▶ _ABOUT THIS EXERCISE_:
Within the records below, how many lines hold the word "auch"? Only the number should be returned.

·····

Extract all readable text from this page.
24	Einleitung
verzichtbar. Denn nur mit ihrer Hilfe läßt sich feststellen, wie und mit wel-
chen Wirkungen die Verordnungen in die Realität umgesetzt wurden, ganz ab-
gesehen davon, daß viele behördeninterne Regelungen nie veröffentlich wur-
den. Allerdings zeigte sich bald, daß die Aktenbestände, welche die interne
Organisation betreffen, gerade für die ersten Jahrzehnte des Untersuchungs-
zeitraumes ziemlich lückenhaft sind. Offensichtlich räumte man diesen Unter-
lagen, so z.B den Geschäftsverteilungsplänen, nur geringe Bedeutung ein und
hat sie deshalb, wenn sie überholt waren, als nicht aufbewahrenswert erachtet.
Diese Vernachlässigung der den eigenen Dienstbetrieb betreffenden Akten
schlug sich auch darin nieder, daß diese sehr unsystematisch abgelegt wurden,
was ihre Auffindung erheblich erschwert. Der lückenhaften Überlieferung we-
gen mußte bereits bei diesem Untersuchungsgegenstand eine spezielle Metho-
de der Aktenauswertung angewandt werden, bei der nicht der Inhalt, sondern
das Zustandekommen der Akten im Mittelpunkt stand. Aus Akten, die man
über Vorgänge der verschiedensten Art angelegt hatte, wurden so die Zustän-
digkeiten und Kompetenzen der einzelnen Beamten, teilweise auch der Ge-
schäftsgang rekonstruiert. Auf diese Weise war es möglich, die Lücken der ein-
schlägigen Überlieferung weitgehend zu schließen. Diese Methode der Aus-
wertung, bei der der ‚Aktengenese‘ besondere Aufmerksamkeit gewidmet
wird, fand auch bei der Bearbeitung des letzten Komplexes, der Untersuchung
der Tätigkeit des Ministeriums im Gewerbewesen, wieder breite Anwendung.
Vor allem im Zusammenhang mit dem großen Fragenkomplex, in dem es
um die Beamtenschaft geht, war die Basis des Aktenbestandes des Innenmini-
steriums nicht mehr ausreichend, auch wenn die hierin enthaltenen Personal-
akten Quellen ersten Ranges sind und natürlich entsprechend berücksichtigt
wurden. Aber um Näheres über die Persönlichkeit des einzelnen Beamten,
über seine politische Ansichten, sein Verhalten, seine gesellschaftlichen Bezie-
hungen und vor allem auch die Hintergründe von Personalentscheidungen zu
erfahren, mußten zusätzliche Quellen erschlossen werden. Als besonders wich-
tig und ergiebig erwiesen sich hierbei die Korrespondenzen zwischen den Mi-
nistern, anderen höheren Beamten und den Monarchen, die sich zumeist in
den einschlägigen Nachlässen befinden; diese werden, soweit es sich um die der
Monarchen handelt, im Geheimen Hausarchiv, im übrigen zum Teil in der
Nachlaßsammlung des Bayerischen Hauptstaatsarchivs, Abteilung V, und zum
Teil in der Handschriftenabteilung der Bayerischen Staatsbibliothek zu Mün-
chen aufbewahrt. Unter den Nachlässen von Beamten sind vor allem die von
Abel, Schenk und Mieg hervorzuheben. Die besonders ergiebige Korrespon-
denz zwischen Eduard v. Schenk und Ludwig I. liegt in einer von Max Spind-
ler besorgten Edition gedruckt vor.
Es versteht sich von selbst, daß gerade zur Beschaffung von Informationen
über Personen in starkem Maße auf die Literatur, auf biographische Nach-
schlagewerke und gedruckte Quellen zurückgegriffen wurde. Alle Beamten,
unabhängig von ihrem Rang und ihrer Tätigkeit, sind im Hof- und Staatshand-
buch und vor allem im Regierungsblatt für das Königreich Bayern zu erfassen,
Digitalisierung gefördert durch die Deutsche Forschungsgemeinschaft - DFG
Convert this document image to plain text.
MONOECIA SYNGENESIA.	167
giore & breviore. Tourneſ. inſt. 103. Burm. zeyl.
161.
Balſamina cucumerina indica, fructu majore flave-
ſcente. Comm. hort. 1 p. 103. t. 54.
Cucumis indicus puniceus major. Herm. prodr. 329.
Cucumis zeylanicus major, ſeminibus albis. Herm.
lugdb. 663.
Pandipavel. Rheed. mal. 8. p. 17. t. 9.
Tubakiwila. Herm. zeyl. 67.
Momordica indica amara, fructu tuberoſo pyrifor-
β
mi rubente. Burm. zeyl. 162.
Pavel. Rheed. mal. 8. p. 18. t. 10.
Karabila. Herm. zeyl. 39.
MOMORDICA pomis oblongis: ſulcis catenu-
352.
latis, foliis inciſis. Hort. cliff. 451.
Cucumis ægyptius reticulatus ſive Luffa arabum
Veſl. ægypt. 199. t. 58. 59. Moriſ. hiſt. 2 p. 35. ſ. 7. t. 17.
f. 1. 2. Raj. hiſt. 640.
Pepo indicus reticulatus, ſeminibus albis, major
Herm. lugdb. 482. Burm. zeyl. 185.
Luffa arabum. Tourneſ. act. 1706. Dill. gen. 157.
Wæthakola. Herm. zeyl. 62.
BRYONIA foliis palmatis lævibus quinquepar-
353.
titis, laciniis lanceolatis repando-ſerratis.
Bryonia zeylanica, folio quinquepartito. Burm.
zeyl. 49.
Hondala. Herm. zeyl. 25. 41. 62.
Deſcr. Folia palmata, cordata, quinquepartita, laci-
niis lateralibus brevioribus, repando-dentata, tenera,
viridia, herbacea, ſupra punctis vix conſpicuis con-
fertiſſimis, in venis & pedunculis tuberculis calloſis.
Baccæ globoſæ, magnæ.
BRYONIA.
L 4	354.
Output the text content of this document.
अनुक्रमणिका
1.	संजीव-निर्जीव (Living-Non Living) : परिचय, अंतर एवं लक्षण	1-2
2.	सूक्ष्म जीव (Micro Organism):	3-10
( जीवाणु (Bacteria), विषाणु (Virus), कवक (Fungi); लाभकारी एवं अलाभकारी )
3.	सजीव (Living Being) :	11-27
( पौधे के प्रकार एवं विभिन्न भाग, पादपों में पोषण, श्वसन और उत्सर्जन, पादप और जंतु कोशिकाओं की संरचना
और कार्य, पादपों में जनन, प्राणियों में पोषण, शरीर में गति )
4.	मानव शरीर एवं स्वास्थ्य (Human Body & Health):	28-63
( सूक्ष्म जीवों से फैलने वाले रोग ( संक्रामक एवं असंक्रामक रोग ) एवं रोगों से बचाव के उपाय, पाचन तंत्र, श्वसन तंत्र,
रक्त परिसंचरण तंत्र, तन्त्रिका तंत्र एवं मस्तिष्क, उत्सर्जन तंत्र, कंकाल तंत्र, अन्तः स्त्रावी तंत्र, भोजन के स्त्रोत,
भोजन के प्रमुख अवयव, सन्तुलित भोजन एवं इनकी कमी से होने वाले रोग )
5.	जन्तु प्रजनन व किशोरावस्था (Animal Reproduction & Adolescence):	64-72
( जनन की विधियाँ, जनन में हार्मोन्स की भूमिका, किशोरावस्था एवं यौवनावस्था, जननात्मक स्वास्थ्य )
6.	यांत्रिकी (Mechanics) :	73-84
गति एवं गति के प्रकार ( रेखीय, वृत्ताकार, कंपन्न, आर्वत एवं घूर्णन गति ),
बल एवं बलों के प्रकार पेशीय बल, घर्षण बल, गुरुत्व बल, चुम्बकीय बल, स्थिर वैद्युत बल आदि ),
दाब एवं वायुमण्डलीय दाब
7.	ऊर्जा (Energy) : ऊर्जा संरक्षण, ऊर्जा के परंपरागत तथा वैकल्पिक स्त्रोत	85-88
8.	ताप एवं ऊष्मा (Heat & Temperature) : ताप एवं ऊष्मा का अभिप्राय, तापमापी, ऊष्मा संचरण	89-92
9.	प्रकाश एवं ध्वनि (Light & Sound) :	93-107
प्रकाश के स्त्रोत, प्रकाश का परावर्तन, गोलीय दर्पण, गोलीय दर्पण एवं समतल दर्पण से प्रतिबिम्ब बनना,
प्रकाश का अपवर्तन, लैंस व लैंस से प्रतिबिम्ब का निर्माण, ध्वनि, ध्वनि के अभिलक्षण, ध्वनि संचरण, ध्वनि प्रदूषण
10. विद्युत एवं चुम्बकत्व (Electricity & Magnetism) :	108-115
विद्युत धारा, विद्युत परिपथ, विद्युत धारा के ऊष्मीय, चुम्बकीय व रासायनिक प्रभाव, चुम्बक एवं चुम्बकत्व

·····

▶ _OUTPUT FOR THIS TASK_:
5